Would it be possible to write out each entry below exactly, without the pictures?
++++ EXTRACTED RECORDS ++++
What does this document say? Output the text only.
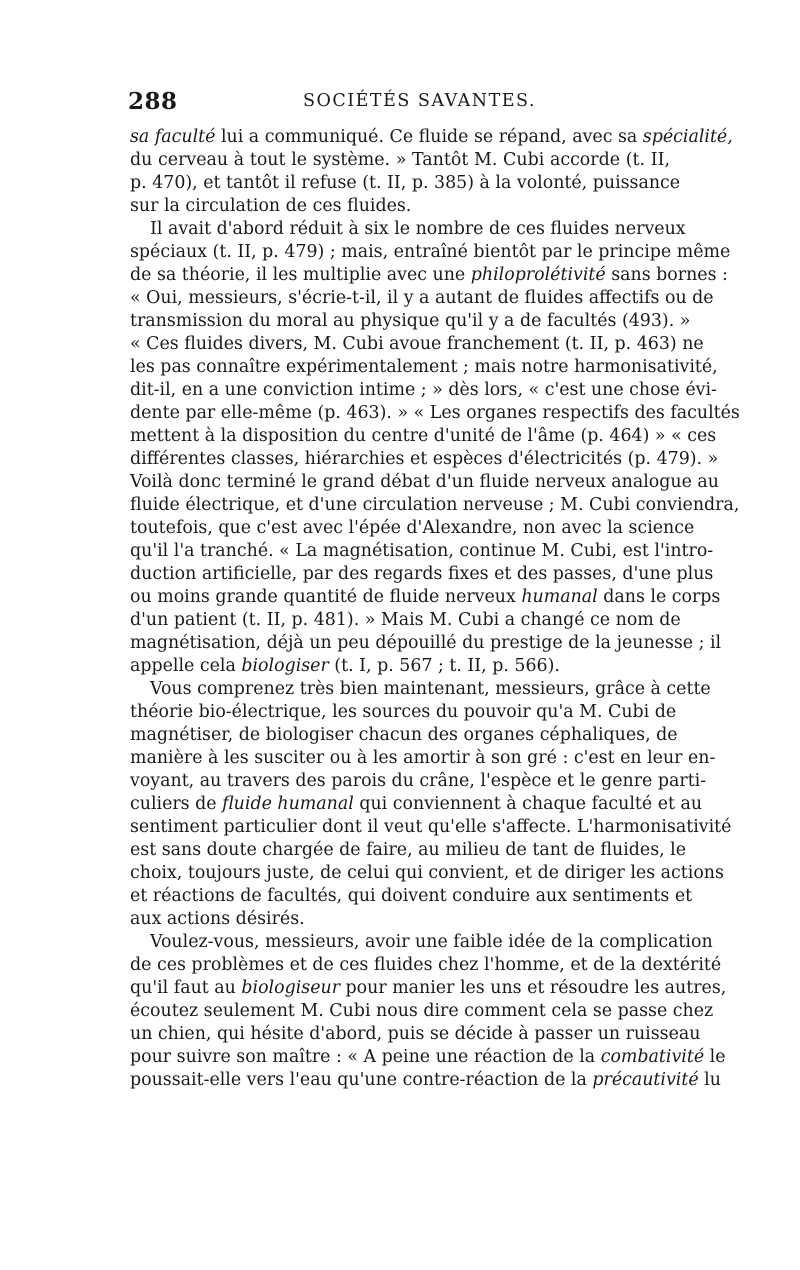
288	SOCIÉTÉS SAVANTES.
sa faculté lui a communiqué. Ce fluide se répand, avec sa spécialité,
du cerveau à tout le système. » Tantôt M. Cubi accorde (t. II,
p. 470), et tantôt il refuse (t. II, p. 385) à la volonté, puissance
sur la circulation de ces fluides.
Il avait d'abord réduit à six le nombre de ces fluides nerveux
spéciaux (t. II, p. 479) ; mais, entraîné bientôt par le principe même
de sa théorie, il les multiplie avec une philoprolétivité sans bornes :
« Oui, messieurs, s'écrie-t-il, il y a autant de fluides affectifs ou de
transmission du moral au physique qu'il y a de facultés (493). »
« Ces fluides divers, M. Cubi avoue franchement (t. II, p. 463) ne
les pas connaître expérimentalement ; mais notre harmonisativité,
dit-il, en a une conviction intime ; » dès lors, « c'est une chose évi-
dente par elle-même (p. 463). » « Les organes respectifs des facultés
mettent à la disposition du centre d'unité de l'âme (p. 464) » « ces
différentes classes, hiérarchies et espèces d'électricités (p. 479). »
Voilà donc terminé le grand débat d'un fluide nerveux analogue au
fluide électrique, et d'une circulation nerveuse ; M. Cubi conviendra,
toutefois, que c'est avec l'épée d'Alexandre, non avec la science
qu'il l'a tranché. « La magnétisation, continue M. Cubi, est l'intro-
duction artificielle, par des regards fixes et des passes, d'une plus
ou moins grande quantité de fluide nerveux humanal dans le corps
d'un patient (t. II, p. 481). » Mais M. Cubi a changé ce nom de
magnétisation, déjà un peu dépouillé du prestige de la jeunesse ; il
appelle cela biologiser (t. I, p. 567 ; t. II, p. 566).
Vous comprenez très bien maintenant, messieurs, grâce à cette
théorie bio-électrique, les sources du pouvoir qu'a M. Cubi de
magnétiser, de biologiser chacun des organes céphaliques, de
manière à les susciter ou à les amortir à son gré : c'est en leur en-
voyant, au travers des parois du crâne, l'espèce et le genre parti-
culiers de fluide humanal qui conviennent à chaque faculté et au
sentiment particulier dont il veut qu'elle s'affecte. L'harmonisativité
est sans doute chargée de faire, au milieu de tant de fluides, le
choix, toujours juste, de celui qui convient, et de diriger les actions
et réactions de facultés, qui doivent conduire aux sentiments et
aux actions désirés.
Voulez-vous, messieurs, avoir une faible idée de la complication
de ces problèmes et de ces fluides chez l'homme, et de la dextérité
qu'il faut au biologiseur pour manier les uns et résoudre les autres,
écoutez seulement M. Cubi nous dire comment cela se passe chez
un chien, qui hésite d'abord, puis se décide à passer un ruisseau
pour suivre son maître : « A peine une réaction de la combativité le
poussait-elle vers l'eau qu'une contre-réaction de la précautivité lu
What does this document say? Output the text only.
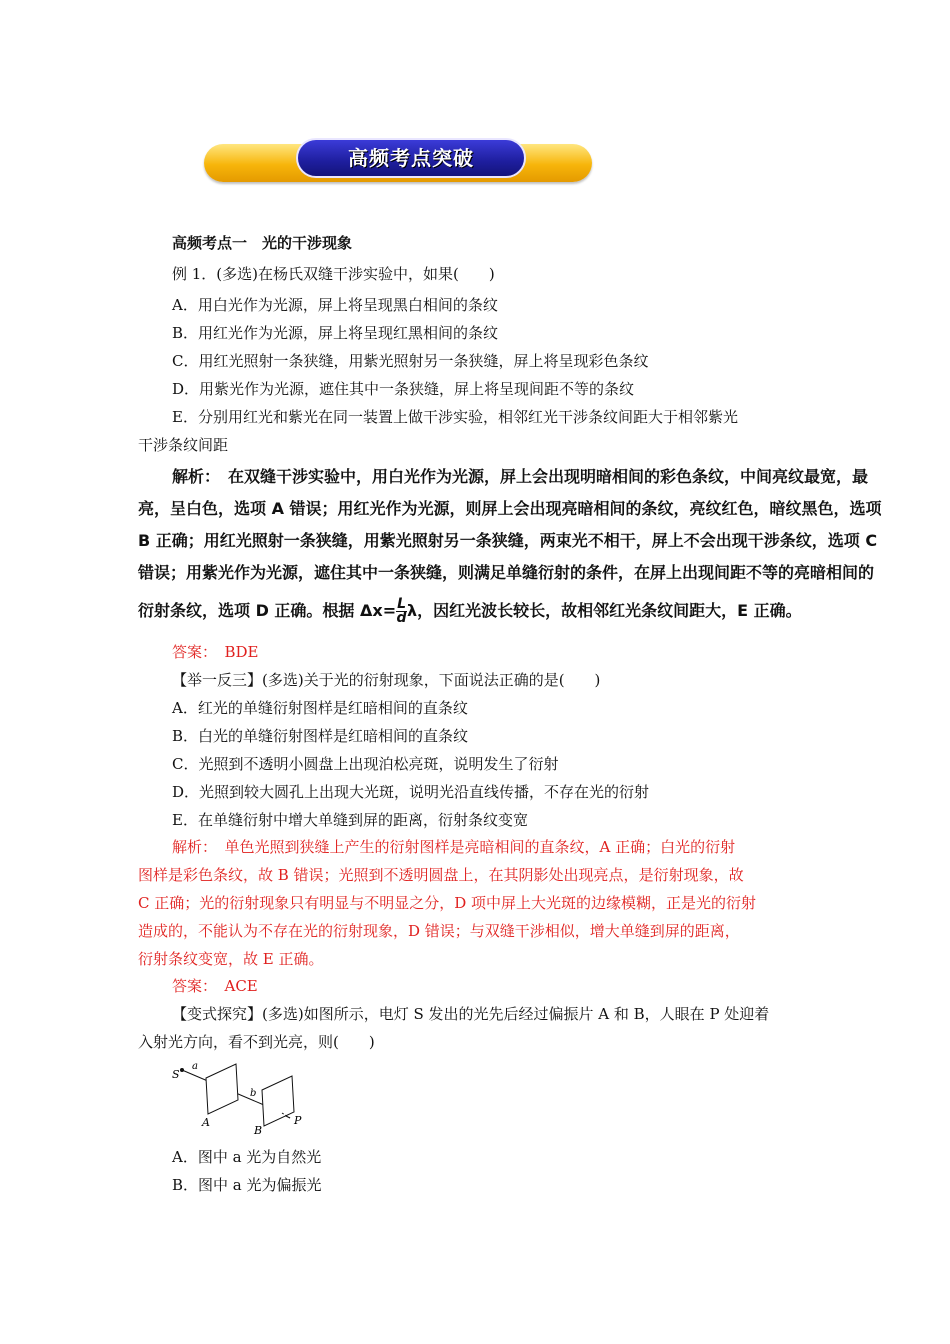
高频考点突破
高频考点一　光的干涉现象
例 1．(多选)在杨氏双缝干涉实验中，如果(　　)
A．用白光作为光源，屏上将呈现黑白相间的条纹
B．用红光作为光源，屏上将呈现红黑相间的条纹
C．用红光照射一条狭缝，用紫光照射另一条狭缝，屏上将呈现彩色条纹
D．用紫光作为光源，遮住其中一条狭缝，屏上将呈现间距不等的条纹
E．分别用红光和紫光在同一装置上做干涉实验，相邻红光干涉条纹间距大于相邻紫光
干涉条纹间距
解析：　在双缝干涉实验中，用白光作为光源，屏上会出现明暗相间的彩色条纹，中间亮纹最宽，最
亮，呈白色，选项 A 错误；用红光作为光源，则屏上会出现亮暗相间的条纹，亮纹红色，暗纹黑色，选项
B 正确；用红光照射一条狭缝，用紫光照射另一条狭缝，两束光不相干，屏上不会出现干涉条纹，选项 C
错误；用紫光作为光源，遮住其中一条狭缝，则满足单缝衍射的条件，在屏上出现间距不等的亮暗相间的
衍射条纹，选项 D 正确。根据 $\Delta x= \frac{L}{d}$ λ，因红光波长较长，故相邻红光条纹间距大，E 正确。
答案：　BDE
【举一反三】(多选)关于光的衍射现象，下面说法正确的是(　　)
A．红光的单缝衍射图样是红暗相间的直条纹
B．白光的单缝衍射图样是红暗相间的直条纹
C．光照到不透明小圆盘上出现泊松亮斑，说明发生了衍射
D．光照到较大圆孔上出现大光斑，说明光沿直线传播，不存在光的衍射
E．在单缝衍射中增大单缝到屏的距离，衍射条纹变宽
解析：　单色光照到狭缝上产生的衍射图样是亮暗相间的直条纹，A 正确；白光的衍射
图样是彩色条纹，故 B 错误；光照到不透明圆盘上，在其阴影处出现亮点，是衍射现象，故
C 正确；光的衍射现象只有明显与不明显之分，D 项中屏上大光斑的边缘模糊，正是光的衍射
造成的，不能认为不存在光的衍射现象，D 错误；与双缝干涉相似，增大单缝到屏的距离，
衍射条纹变宽，故 E 正确。
答案：　ACE
【变式探究】(多选)如图所示，电灯 S 发出的光先后经过偏振片 A 和 B，人眼在 P 处迎着
入射光方向，看不到光亮，则(　　)
S
a
b
A
B
P
A．图中 a 光为自然光
B．图中 a 光为偏振光
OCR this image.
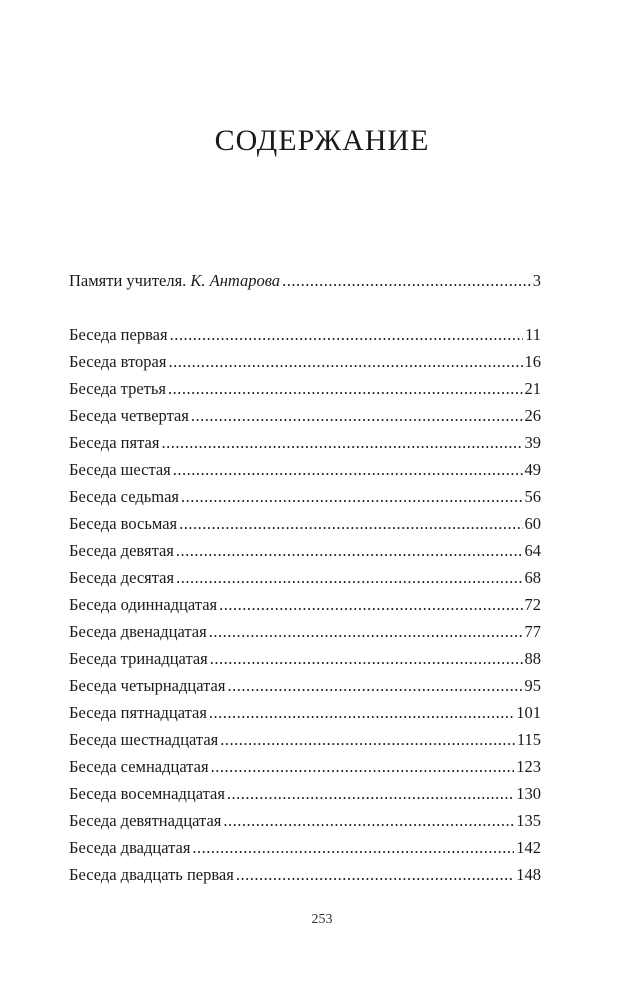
СОДЕРЖАНИЕ
Памяти учителя. К. Антарова .....	3
Беседа первая .....	11
Беседа вторая .....	16
Беседа третья .....	21
Беседа четвертая .....	26
Беседа пятая .....	39
Беседа шестая .....	49
Беседа седьmaя .....	56
Беседа восьмая .....	60
Беседа девятая .....	64
Беседа десятая .....	68
Беседа одиннадцатая .....	72
Беседа двенадцатая .....	77
Беседа тринадцатая .....	88
Беседа четырнадцатая .....	95
Беседа пятнадцатая .....	101
Беседа шестнадцатая .....	115
Беседа семнадцатая .....	123
Беседа восемнадцатая .....	130
Беседа девятнадцатая .....	135
Беседа двадцатая .....	142
Беседа двадцать первая .....	148
253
++++
• **FULL ANSWER**
What does this document say? Output the text only.
288	SOCIÉTÉS SAVANTES.
sa faculté lui a communiqué. Ce fluide se répand, avec sa spécialité,
du cerveau à tout le système. » Tantôt M. Cubi accorde (t. II,
p. 470), et tantôt il refuse (t. II, p. 385) à la volonté, puissance
sur la circulation de ces fluides.
Il avait d'abord réduit à six le nombre de ces fluides nerveux
spéciaux (t. II, p. 479) ; mais, entraîné bientôt par le principe même
de sa théorie, il les multiplie avec une philoprolétivité sans bornes :
« Oui, messieurs, s'écrie-t-il, il y a autant de fluides affectifs ou de
transmission du moral au physique qu'il y a de facultés (493). »
« Ces fluides divers, M. Cubi avoue franchement (t. II, p. 463) ne
les pas connaître expérimentalement ; mais notre harmonisativité,
dit-il, en a une conviction intime ; » dès lors, « c'est une chose évi-
dente par elle-même (p. 463). » « Les organes respectifs des facultés
mettent à la disposition du centre d'unité de l'âme (p. 464) » « ces
différentes classes, hiérarchies et espèces d'électricités (p. 479). »
Voilà donc terminé le grand débat d'un fluide nerveux analogue au
fluide électrique, et d'une circulation nerveuse ; M. Cubi conviendra,
toutefois, que c'est avec l'épée d'Alexandre, non avec la science
qu'il l'a tranché. « La magnétisation, continue M. Cubi, est l'intro-
duction artificielle, par des regards fixes et des passes, d'une plus
ou moins grande quantité de fluide nerveux humanal dans le corps
d'un patient (t. II, p. 481). » Mais M. Cubi a changé ce nom de
magnétisation, déjà un peu dépouillé du prestige de la jeunesse ; il
appelle cela biologiser (t. I, p. 567 ; t. II, p. 566).
Vous comprenez très bien maintenant, messieurs, grâce à cette
théorie bio-électrique, les sources du pouvoir qu'a M. Cubi de
magnétiser, de biologiser chacun des organes céphaliques, de
manière à les susciter ou à les amortir à son gré : c'est en leur en-
voyant, au travers des parois du crâne, l'espèce et le genre parti-
culiers de fluide humanal qui conviennent à chaque faculté et au
sentiment particulier dont il veut qu'elle s'affecte. L'harmonisativité
est sans doute chargée de faire, au milieu de tant de fluides, le
choix, toujours juste, de celui qui convient, et de diriger les actions
et réactions de facultés, qui doivent conduire aux sentiments et
aux actions désirés.
Voulez-vous, messieurs, avoir une faible idée de la complication
de ces problèmes et de ces fluides chez l'homme, et de la dextérité
qu'il faut au biologiseur pour manier les uns et résoudre les autres,
écoutez seulement M. Cubi nous dire comment cela se passe chez
un chien, qui hésite d'abord, puis se décide à passer un ruisseau
pour suivre son maître : « A peine une réaction de la combativité le
poussait-elle vers l'eau qu'une contre-réaction de la précautivité lu
What does this document say? Output the text only.
高频考点突破
高频考点一　光的干涉现象
例 1．(多选)在杨氏双缝干涉实验中，如果(　　)
A．用白光作为光源，屏上将呈现黑白相间的条纹
B．用红光作为光源，屏上将呈现红黑相间的条纹
C．用红光照射一条狭缝，用紫光照射另一条狭缝，屏上将呈现彩色条纹
D．用紫光作为光源，遮住其中一条狭缝，屏上将呈现间距不等的条纹
E．分别用红光和紫光在同一装置上做干涉实验，相邻红光干涉条纹间距大于相邻紫光
干涉条纹间距
解析：　在双缝干涉实验中，用白光作为光源，屏上会出现明暗相间的彩色条纹，中间亮纹最宽，最
亮，呈白色，选项 A 错误；用红光作为光源，则屏上会出现亮暗相间的条纹，亮纹红色，暗纹黑色，选项
B 正确；用红光照射一条狭缝，用紫光照射另一条狭缝，两束光不相干，屏上不会出现干涉条纹，选项 C
错误；用紫光作为光源，遮住其中一条狭缝，则满足单缝衍射的条件，在屏上出现间距不等的亮暗相间的
衍射条纹，选项 D 正确。根据 $\Delta x= \frac{L}{d}$ λ，因红光波长较长，故相邻红光条纹间距大，E 正确。
答案：　BDE
【举一反三】(多选)关于光的衍射现象，下面说法正确的是(　　)
A．红光的单缝衍射图样是红暗相间的直条纹
B．白光的单缝衍射图样是红暗相间的直条纹
C．光照到不透明小圆盘上出现泊松亮斑，说明发生了衍射
D．光照到较大圆孔上出现大光斑，说明光沿直线传播，不存在光的衍射
E．在单缝衍射中增大单缝到屏的距离，衍射条纹变宽
解析：　单色光照到狭缝上产生的衍射图样是亮暗相间的直条纹，A 正确；白光的衍射
图样是彩色条纹，故 B 错误；光照到不透明圆盘上，在其阴影处出现亮点，是衍射现象，故
C 正确；光的衍射现象只有明显与不明显之分，D 项中屏上大光斑的边缘模糊，正是光的衍射
造成的，不能认为不存在光的衍射现象，D 错误；与双缝干涉相似，增大单缝到屏的距离，
衍射条纹变宽，故 E 正确。
答案：　ACE
【变式探究】(多选)如图所示，电灯 S 发出的光先后经过偏振片 A 和 B，人眼在 P 处迎着
入射光方向，看不到光亮，则(　　)
S
a
b
A
B
P
A．图中 a 光为自然光
B．图中 a 光为偏振光
OCR this image.
СОДЕРЖАНИЕ
Памяти учителя. К. Антарова .....	3
Беседа первая .....	11
Беседа вторая .....	16
Беседа третья .....	21
Беседа четвертая .....	26
Беседа пятая .....	39
Беседа шестая .....	49
Беседа седьmaя .....	56
Беседа восьмая .....	60
Беседа девятая .....	64
Беседа десятая .....	68
Беседа одиннадцатая .....	72
Беседа двенадцатая .....	77
Беседа тринадцатая .....	88
Беседа четырнадцатая .....	95
Беседа пятнадцатая .....	101
Беседа шестнадцатая .....	115
Беседа семнадцатая .....	123
Беседа восемнадцатая .....	130
Беседа девятнадцатая .....	135
Беседа двадцатая .....	142
Беседа двадцать первая .....	148
253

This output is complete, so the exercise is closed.